#### Short exercise
Reproduce the listing below exactly. Pictures do not belong in the copy.

#### Data for the task
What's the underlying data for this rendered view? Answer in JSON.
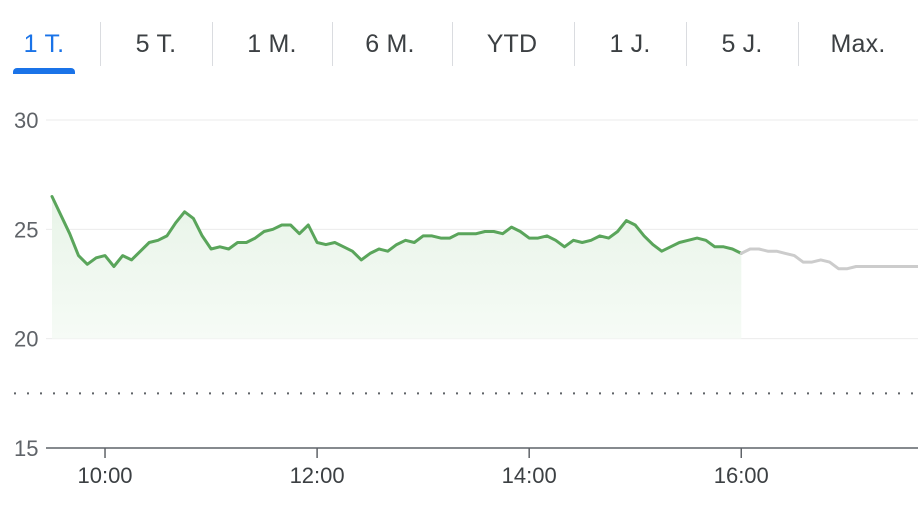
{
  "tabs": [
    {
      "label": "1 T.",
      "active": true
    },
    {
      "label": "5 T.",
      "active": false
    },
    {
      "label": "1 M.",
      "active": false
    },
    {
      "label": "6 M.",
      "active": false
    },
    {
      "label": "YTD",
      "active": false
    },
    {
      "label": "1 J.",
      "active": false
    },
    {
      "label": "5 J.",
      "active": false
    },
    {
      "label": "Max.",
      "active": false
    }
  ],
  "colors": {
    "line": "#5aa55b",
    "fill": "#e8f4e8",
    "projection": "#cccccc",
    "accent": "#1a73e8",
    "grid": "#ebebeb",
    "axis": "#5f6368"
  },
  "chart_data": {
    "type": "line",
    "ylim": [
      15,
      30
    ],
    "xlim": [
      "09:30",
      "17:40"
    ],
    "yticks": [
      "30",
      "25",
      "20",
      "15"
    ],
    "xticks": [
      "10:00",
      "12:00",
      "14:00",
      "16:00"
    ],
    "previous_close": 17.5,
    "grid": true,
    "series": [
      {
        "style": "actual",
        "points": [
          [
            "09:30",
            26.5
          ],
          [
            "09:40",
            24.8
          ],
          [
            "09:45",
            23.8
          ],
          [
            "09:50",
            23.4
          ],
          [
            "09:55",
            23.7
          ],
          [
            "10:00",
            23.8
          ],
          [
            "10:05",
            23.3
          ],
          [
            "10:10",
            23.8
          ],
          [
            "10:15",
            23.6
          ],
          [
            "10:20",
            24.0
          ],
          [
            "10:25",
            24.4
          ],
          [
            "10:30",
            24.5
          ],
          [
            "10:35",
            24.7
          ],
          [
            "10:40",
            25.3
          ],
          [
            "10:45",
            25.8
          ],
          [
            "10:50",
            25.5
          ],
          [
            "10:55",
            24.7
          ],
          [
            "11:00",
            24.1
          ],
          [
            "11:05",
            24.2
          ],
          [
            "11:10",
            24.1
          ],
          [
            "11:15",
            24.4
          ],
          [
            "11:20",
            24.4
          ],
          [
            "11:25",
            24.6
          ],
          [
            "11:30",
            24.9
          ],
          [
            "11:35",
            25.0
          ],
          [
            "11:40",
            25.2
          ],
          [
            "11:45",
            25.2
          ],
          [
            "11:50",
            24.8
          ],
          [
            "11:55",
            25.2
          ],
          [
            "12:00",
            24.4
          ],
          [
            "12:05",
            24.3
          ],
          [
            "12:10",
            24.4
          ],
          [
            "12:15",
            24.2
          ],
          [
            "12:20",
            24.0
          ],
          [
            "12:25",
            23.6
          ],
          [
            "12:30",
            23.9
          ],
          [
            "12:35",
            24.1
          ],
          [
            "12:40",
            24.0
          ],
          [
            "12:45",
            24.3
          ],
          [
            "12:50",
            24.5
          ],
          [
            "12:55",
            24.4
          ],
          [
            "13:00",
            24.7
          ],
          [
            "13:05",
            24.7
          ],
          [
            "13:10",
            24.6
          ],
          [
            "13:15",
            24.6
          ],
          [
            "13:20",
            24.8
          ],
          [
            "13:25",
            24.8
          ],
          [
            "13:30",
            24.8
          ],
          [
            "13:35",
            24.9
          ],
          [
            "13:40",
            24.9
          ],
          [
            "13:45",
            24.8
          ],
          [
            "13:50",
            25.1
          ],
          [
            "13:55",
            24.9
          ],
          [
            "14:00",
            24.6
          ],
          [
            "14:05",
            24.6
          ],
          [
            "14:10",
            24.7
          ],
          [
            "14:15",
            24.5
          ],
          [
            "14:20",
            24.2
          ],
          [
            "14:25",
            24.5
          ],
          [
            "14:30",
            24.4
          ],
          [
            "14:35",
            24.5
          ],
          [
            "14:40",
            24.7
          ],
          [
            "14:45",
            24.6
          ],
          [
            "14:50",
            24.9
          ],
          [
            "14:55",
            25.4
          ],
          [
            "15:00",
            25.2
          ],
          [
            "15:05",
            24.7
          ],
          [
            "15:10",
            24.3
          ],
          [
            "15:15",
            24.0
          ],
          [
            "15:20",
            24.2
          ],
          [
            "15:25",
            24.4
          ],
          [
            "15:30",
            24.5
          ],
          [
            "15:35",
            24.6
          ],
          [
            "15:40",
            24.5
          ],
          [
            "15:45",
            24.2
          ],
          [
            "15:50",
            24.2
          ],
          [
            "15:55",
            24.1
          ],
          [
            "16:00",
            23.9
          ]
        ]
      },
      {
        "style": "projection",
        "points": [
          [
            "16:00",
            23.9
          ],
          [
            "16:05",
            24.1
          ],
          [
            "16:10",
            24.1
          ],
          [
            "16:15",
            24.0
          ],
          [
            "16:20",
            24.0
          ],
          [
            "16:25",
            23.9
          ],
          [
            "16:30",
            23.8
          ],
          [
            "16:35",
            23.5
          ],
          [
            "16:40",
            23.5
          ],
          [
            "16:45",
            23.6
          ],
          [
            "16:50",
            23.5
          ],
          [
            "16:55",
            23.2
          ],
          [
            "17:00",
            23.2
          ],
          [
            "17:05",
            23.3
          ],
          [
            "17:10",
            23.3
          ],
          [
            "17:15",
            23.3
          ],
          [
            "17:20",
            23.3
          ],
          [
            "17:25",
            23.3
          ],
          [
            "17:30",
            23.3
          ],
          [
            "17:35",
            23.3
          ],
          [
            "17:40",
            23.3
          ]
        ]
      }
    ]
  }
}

#### Response below
What's the underlying data for this rendered view? Answer in JSON.
{
  "tabs": [
    {
      "label": "1 T.",
      "active": true
    },
    {
      "label": "5 T.",
      "active": false
    },
    {
      "label": "1 M.",
      "active": false
    },
    {
      "label": "6 M.",
      "active": false
    },
    {
      "label": "YTD",
      "active": false
    },
    {
      "label": "1 J.",
      "active": false
    },
    {
      "label": "5 J.",
      "active": false
    },
    {
      "label": "Max.",
      "active": false
    }
  ],
  "colors": {
    "line": "#5aa55b",
    "fill": "#e8f4e8",
    "projection": "#cccccc",
    "accent": "#1a73e8",
    "grid": "#ebebeb",
    "axis": "#5f6368"
  },
  "chart_data": {
    "type": "line",
    "ylim": [
      15,
      30
    ],
    "xlim": [
      "09:30",
      "17:40"
    ],
    "yticks": [
      "30",
      "25",
      "20",
      "15"
    ],
    "xticks": [
      "10:00",
      "12:00",
      "14:00",
      "16:00"
    ],
    "previous_close": 17.5,
    "grid": true,
    "series": [
      {
        "style": "actual",
        "points": [
          [
            "09:30",
            26.5
          ],
          [
            "09:40",
            24.8
          ],
          [
            "09:45",
            23.8
          ],
          [
            "09:50",
            23.4
          ],
          [
            "09:55",
            23.7
          ],
          [
            "10:00",
            23.8
          ],
          [
            "10:05",
            23.3
          ],
          [
            "10:10",
            23.8
          ],
          [
            "10:15",
            23.6
          ],
          [
            "10:20",
            24.0
          ],
          [
            "10:25",
            24.4
          ],
          [
            "10:30",
            24.5
          ],
          [
            "10:35",
            24.7
          ],
          [
            "10:40",
            25.3
          ],
          [
            "10:45",
            25.8
          ],
          [
            "10:50",
            25.5
          ],
          [
            "10:55",
            24.7
          ],
          [
            "11:00",
            24.1
          ],
          [
            "11:05",
            24.2
          ],
          [
            "11:10",
            24.1
          ],
          [
            "11:15",
            24.4
          ],
          [
            "11:20",
            24.4
          ],
          [
            "11:25",
            24.6
          ],
          [
            "11:30",
            24.9
          ],
          [
            "11:35",
            25.0
          ],
          [
            "11:40",
            25.2
          ],
          [
            "11:45",
            25.2
          ],
          [
            "11:50",
            24.8
          ],
          [
            "11:55",
            25.2
          ],
          [
            "12:00",
            24.4
          ],
          [
            "12:05",
            24.3
          ],
          [
            "12:10",
            24.4
          ],
          [
            "12:15",
            24.2
          ],
          [
            "12:20",
            24.0
          ],
          [
            "12:25",
            23.6
          ],
          [
            "12:30",
            23.9
          ],
          [
            "12:35",
            24.1
          ],
          [
            "12:40",
            24.0
          ],
          [
            "12:45",
            24.3
          ],
          [
            "12:50",
            24.5
          ],
          [
            "12:55",
            24.4
          ],
          [
            "13:00",
            24.7
          ],
          [
            "13:05",
            24.7
          ],
          [
            "13:10",
            24.6
          ],
          [
            "13:15",
            24.6
          ],
          [
            "13:20",
            24.8
          ],
          [
            "13:25",
            24.8
          ],
          [
            "13:30",
            24.8
          ],
          [
            "13:35",
            24.9
          ],
          [
            "13:40",
            24.9
          ],
          [
            "13:45",
            24.8
          ],
          [
            "13:50",
            25.1
          ],
          [
            "13:55",
            24.9
          ],
          [
            "14:00",
            24.6
          ],
          [
            "14:05",
            24.6
          ],
          [
            "14:10",
            24.7
          ],
          [
            "14:15",
            24.5
          ],
          [
            "14:20",
            24.2
          ],
          [
            "14:25",
            24.5
          ],
          [
            "14:30",
            24.4
          ],
          [
            "14:35",
            24.5
          ],
          [
            "14:40",
            24.7
          ],
          [
            "14:45",
            24.6
          ],
          [
            "14:50",
            24.9
          ],
          [
            "14:55",
            25.4
          ],
          [
            "15:00",
            25.2
          ],
          [
            "15:05",
            24.7
          ],
          [
            "15:10",
            24.3
          ],
          [
            "15:15",
            24.0
          ],
          [
            "15:20",
            24.2
          ],
          [
            "15:25",
            24.4
          ],
          [
            "15:30",
            24.5
          ],
          [
            "15:35",
            24.6
          ],
          [
            "15:40",
            24.5
          ],
          [
            "15:45",
            24.2
          ],
          [
            "15:50",
            24.2
          ],
          [
            "15:55",
            24.1
          ],
          [
            "16:00",
            23.9
          ]
        ]
      },
      {
        "style": "projection",
        "points": [
          [
            "16:00",
            23.9
          ],
          [
            "16:05",
            24.1
          ],
          [
            "16:10",
            24.1
          ],
          [
            "16:15",
            24.0
          ],
          [
            "16:20",
            24.0
          ],
          [
            "16:25",
            23.9
          ],
          [
            "16:30",
            23.8
          ],
          [
            "16:35",
            23.5
          ],
          [
            "16:40",
            23.5
          ],
          [
            "16:45",
            23.6
          ],
          [
            "16:50",
            23.5
          ],
          [
            "16:55",
            23.2
          ],
          [
            "17:00",
            23.2
          ],
          [
            "17:05",
            23.3
          ],
          [
            "17:10",
            23.3
          ],
          [
            "17:15",
            23.3
          ],
          [
            "17:20",
            23.3
          ],
          [
            "17:25",
            23.3
          ],
          [
            "17:30",
            23.3
          ],
          [
            "17:35",
            23.3
          ],
          [
            "17:40",
            23.3
          ]
        ]
      }
    ]
  }
}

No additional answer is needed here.